* Do this
Write out each record again exactly as it stands.

* Information shown
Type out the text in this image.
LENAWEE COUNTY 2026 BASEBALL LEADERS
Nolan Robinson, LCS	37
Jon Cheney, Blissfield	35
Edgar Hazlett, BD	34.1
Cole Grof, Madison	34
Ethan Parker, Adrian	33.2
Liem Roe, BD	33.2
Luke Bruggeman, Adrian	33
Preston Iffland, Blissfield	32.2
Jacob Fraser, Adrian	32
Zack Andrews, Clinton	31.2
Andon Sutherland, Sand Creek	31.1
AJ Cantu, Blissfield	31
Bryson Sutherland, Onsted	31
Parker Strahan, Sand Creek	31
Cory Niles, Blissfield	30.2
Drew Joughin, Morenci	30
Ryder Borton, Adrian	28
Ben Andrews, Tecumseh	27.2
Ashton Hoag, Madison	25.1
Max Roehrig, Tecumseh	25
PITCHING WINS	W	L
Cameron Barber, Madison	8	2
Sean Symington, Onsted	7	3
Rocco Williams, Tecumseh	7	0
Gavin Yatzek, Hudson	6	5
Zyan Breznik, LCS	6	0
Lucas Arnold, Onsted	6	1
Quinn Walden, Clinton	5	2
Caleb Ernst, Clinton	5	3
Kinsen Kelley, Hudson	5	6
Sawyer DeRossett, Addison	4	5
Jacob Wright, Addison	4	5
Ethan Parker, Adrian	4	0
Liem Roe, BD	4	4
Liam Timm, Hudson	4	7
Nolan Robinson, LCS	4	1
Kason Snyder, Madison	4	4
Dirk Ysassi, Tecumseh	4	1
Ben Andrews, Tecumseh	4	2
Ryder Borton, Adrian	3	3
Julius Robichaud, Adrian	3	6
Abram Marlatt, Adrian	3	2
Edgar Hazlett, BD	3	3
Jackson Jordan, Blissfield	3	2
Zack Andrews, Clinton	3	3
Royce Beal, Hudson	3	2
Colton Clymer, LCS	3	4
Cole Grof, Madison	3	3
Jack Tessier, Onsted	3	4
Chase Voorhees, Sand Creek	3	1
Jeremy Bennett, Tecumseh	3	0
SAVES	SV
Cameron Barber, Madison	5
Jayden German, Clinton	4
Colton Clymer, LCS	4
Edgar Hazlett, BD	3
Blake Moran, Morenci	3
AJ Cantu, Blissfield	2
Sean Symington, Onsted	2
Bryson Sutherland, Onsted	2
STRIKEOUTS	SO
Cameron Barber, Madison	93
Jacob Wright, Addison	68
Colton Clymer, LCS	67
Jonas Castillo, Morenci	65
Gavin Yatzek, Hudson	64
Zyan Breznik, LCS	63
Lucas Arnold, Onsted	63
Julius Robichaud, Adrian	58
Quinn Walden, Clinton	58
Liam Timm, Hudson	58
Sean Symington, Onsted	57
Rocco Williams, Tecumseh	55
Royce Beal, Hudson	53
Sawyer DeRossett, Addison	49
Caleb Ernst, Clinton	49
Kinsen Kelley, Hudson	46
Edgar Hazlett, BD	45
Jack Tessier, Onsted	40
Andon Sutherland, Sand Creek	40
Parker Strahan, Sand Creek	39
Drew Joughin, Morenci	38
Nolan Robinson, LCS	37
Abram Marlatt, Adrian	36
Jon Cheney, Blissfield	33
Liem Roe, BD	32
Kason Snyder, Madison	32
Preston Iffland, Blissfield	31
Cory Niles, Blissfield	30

* Output of the exercise
Type out the text in this image.
LENAWEE COUNTY 2026 BASEBALL LEADERS
Nolan Robinson, LCS	37
Jon Cheney, Blissfield	35
Edgar Hazlett, BD	34.1
Cole Grof, Madison	34
Ethan Parker, Adrian	33.2
Liem Roe, BD	33.2
Luke Bruggeman, Adrian	33
Preston Iffland, Blissfield	32.2
Jacob Fraser, Adrian	32
Zack Andrews, Clinton	31.2
Andon Sutherland, Sand Creek	31.1
AJ Cantu, Blissfield	31
Bryson Sutherland, Onsted	31
Parker Strahan, Sand Creek	31
Cory Niles, Blissfield	30.2
Drew Joughin, Morenci	30
Ryder Borton, Adrian	28
Ben Andrews, Tecumseh	27.2
Ashton Hoag, Madison	25.1
Max Roehrig, Tecumseh	25
PITCHING WINS	W	L
Cameron Barber, Madison	8	2
Sean Symington, Onsted	7	3
Rocco Williams, Tecumseh	7	0
Gavin Yatzek, Hudson	6	5
Zyan Breznik, LCS	6	0
Lucas Arnold, Onsted	6	1
Quinn Walden, Clinton	5	2
Caleb Ernst, Clinton	5	3
Kinsen Kelley, Hudson	5	6
Sawyer DeRossett, Addison	4	5
Jacob Wright, Addison	4	5
Ethan Parker, Adrian	4	0
Liem Roe, BD	4	4
Liam Timm, Hudson	4	7
Nolan Robinson, LCS	4	1
Kason Snyder, Madison	4	4
Dirk Ysassi, Tecumseh	4	1
Ben Andrews, Tecumseh	4	2
Ryder Borton, Adrian	3	3
Julius Robichaud, Adrian	3	6
Abram Marlatt, Adrian	3	2
Edgar Hazlett, BD	3	3
Jackson Jordan, Blissfield	3	2
Zack Andrews, Clinton	3	3
Royce Beal, Hudson	3	2
Colton Clymer, LCS	3	4
Cole Grof, Madison	3	3
Jack Tessier, Onsted	3	4
Chase Voorhees, Sand Creek	3	1
Jeremy Bennett, Tecumseh	3	0
SAVES	SV
Cameron Barber, Madison	5
Jayden German, Clinton	4
Colton Clymer, LCS	4
Edgar Hazlett, BD	3
Blake Moran, Morenci	3
AJ Cantu, Blissfield	2
Sean Symington, Onsted	2
Bryson Sutherland, Onsted	2
STRIKEOUTS	SO
Cameron Barber, Madison	93
Jacob Wright, Addison	68
Colton Clymer, LCS	67
Jonas Castillo, Morenci	65
Gavin Yatzek, Hudson	64
Zyan Breznik, LCS	63
Lucas Arnold, Onsted	63
Julius Robichaud, Adrian	58
Quinn Walden, Clinton	58
Liam Timm, Hudson	58
Sean Symington, Onsted	57
Rocco Williams, Tecumseh	55
Royce Beal, Hudson	53
Sawyer DeRossett, Addison	49
Caleb Ernst, Clinton	49
Kinsen Kelley, Hudson	46
Edgar Hazlett, BD	45
Jack Tessier, Onsted	40
Andon Sutherland, Sand Creek	40
Parker Strahan, Sand Creek	39
Drew Joughin, Morenci	38
Nolan Robinson, LCS	37
Abram Marlatt, Adrian	36
Jon Cheney, Blissfield	33
Liem Roe, BD	32
Kason Snyder, Madison	32
Preston Iffland, Blissfield	31
Cory Niles, Blissfield	30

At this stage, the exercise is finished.